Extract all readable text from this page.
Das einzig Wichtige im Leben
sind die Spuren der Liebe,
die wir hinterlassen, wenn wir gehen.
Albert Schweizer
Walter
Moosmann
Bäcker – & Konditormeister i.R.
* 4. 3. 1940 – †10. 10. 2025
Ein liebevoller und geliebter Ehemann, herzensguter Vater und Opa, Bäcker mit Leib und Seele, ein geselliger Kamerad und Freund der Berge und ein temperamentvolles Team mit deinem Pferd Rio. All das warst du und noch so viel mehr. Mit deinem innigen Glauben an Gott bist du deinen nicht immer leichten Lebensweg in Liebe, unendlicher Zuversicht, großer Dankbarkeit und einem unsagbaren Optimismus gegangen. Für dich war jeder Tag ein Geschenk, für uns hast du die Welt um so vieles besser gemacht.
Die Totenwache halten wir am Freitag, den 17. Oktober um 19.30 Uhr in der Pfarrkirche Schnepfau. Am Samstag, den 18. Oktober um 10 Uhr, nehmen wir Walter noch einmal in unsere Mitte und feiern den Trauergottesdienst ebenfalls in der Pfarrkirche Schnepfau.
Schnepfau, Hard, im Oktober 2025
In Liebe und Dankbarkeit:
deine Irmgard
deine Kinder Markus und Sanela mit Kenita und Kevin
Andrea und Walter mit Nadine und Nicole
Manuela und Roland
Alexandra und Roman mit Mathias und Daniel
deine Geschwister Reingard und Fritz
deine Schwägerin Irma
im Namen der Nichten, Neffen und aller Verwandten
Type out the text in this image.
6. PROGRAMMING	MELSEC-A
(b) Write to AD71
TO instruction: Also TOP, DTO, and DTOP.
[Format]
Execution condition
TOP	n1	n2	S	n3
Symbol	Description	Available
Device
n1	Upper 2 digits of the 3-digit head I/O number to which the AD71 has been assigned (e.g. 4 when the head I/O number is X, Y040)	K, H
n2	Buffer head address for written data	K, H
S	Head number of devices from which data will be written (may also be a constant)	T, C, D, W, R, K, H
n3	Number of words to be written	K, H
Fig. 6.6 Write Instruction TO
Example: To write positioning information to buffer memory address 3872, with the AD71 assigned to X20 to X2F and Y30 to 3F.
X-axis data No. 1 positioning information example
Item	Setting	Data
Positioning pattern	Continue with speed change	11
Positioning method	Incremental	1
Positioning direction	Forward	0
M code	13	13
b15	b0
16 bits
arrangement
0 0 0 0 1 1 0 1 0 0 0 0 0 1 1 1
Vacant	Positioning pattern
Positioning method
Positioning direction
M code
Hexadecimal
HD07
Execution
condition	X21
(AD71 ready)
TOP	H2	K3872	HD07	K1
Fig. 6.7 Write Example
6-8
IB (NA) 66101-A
# # # # #
(TASK DESCRIPTION):
Restate the whole listing exactly, leaving out nothing.

(SOLUTION BELOW):
Extract all readable text from this page.
Das einzig Wichtige im Leben
sind die Spuren der Liebe,
die wir hinterlassen, wenn wir gehen.
Albert Schweizer
Walter
Moosmann
Bäcker – & Konditormeister i.R.
* 4. 3. 1940 – †10. 10. 2025
Ein liebevoller und geliebter Ehemann, herzensguter Vater und Opa, Bäcker mit Leib und Seele, ein geselliger Kamerad und Freund der Berge und ein temperamentvolles Team mit deinem Pferd Rio. All das warst du und noch so viel mehr. Mit deinem innigen Glauben an Gott bist du deinen nicht immer leichten Lebensweg in Liebe, unendlicher Zuversicht, großer Dankbarkeit und einem unsagbaren Optimismus gegangen. Für dich war jeder Tag ein Geschenk, für uns hast du die Welt um so vieles besser gemacht.
Die Totenwache halten wir am Freitag, den 17. Oktober um 19.30 Uhr in der Pfarrkirche Schnepfau. Am Samstag, den 18. Oktober um 10 Uhr, nehmen wir Walter noch einmal in unsere Mitte und feiern den Trauergottesdienst ebenfalls in der Pfarrkirche Schnepfau.
Schnepfau, Hard, im Oktober 2025
In Liebe und Dankbarkeit:
deine Irmgard
deine Kinder Markus und Sanela mit Kenita und Kevin
Andrea und Walter mit Nadine und Nicole
Manuela und Roland
Alexandra und Roman mit Mathias und Daniel
deine Geschwister Reingard und Fritz
deine Schwägerin Irma
im Namen der Nichten, Neffen und aller Verwandten
Type out the text in this image.
6. PROGRAMMING	MELSEC-A
(b) Write to AD71
TO instruction: Also TOP, DTO, and DTOP.
[Format]
Execution condition
TOP	n1	n2	S	n3
Symbol	Description	Available
Device
n1	Upper 2 digits of the 3-digit head I/O number to which the AD71 has been assigned (e.g. 4 when the head I/O number is X, Y040)	K, H
n2	Buffer head address for written data	K, H
S	Head number of devices from which data will be written (may also be a constant)	T, C, D, W, R, K, H
n3	Number of words to be written	K, H
Fig. 6.6 Write Instruction TO
Example: To write positioning information to buffer memory address 3872, with the AD71 assigned to X20 to X2F and Y30 to 3F.
X-axis data No. 1 positioning information example
Item	Setting	Data
Positioning pattern	Continue with speed change	11
Positioning method	Incremental	1
Positioning direction	Forward	0
M code	13	13
b15	b0
16 bits
arrangement
0 0 0 0 1 1 0 1 0 0 0 0 0 1 1 1
Vacant	Positioning pattern
Positioning method
Positioning direction
M code
Hexadecimal
HD07
Execution
condition	X21
(AD71 ready)
TOP	H2	K3872	HD07	K1
Fig. 6.7 Write Example
6-8
IB (NA) 66101-A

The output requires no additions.